SHORT PROBLEM:
Return each line of the listing that contains the string "JSON".

DATA ROWS:

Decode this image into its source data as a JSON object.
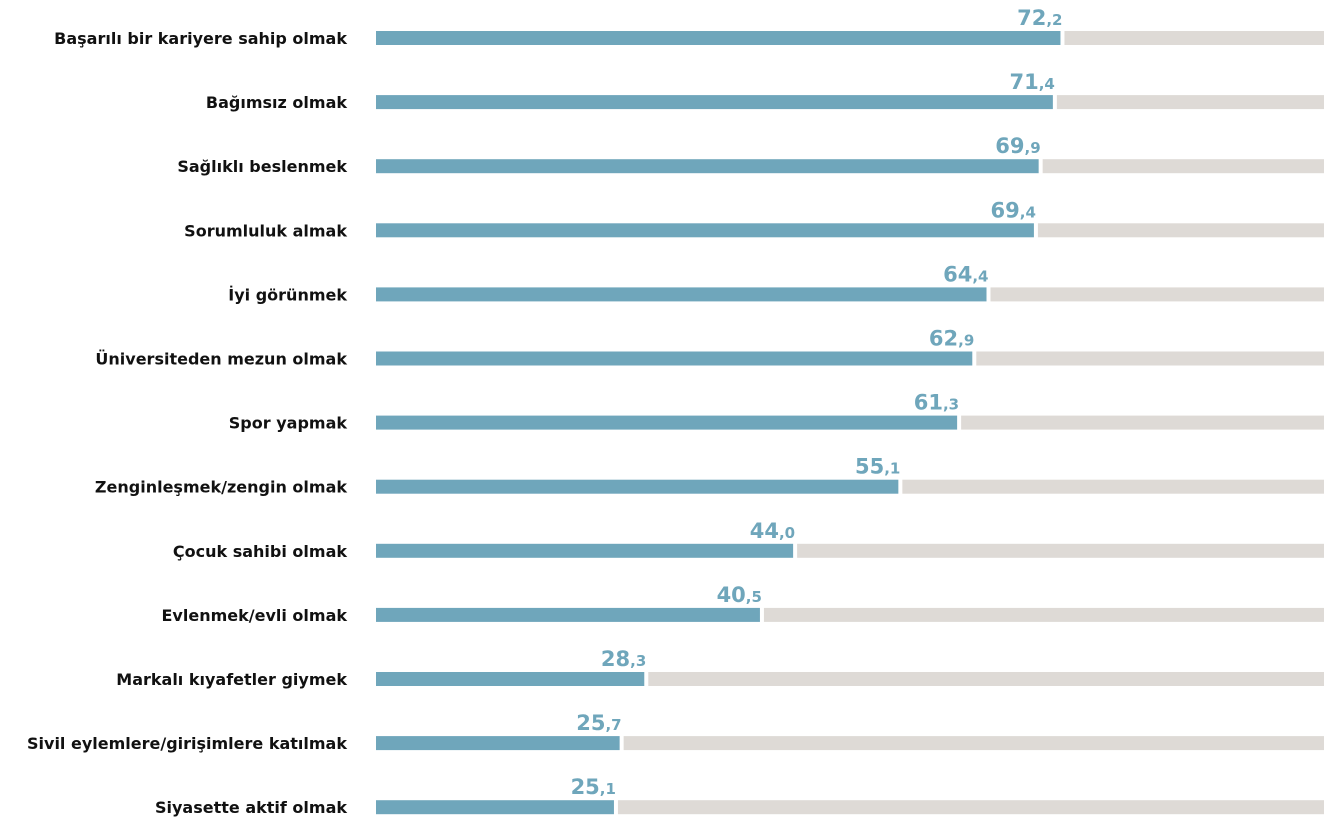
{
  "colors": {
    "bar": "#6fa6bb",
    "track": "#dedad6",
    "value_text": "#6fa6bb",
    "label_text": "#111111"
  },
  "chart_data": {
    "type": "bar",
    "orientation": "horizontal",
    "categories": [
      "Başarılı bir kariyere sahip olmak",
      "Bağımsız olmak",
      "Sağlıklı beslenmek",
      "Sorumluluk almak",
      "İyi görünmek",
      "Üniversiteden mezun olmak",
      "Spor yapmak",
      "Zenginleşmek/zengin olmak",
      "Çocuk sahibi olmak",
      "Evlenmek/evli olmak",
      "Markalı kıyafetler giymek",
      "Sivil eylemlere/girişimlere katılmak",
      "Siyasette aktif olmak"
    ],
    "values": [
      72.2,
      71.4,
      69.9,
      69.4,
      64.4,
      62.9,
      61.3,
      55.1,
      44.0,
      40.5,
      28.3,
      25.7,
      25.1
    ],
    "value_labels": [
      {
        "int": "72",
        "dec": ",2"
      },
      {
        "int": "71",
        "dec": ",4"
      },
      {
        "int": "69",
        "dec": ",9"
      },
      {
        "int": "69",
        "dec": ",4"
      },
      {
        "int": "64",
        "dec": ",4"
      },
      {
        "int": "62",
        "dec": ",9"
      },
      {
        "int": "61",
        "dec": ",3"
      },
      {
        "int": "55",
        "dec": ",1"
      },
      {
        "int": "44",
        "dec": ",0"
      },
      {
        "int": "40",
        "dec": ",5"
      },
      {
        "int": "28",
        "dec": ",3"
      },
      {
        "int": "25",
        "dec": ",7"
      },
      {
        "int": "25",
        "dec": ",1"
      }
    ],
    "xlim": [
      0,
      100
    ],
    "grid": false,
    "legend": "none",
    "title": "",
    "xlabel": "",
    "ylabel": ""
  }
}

--

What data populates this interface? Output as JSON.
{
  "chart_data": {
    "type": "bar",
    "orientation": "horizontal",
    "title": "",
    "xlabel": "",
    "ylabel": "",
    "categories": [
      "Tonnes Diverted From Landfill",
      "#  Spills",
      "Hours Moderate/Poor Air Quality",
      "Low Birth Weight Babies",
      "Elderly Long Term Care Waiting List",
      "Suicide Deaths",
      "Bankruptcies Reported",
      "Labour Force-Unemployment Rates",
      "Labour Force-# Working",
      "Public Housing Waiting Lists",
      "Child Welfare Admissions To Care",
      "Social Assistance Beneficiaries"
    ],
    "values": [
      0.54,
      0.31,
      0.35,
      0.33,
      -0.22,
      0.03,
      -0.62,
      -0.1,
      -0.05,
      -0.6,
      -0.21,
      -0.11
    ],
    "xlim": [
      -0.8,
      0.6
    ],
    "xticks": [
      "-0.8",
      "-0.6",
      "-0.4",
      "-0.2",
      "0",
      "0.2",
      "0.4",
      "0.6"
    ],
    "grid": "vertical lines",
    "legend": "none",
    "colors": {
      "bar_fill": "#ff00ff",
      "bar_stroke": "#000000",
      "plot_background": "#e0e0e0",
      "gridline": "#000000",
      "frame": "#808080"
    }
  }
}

ANSWER BELOW:
Decode this image into its source data as a JSON object.
What data populates this interface? Output as JSON.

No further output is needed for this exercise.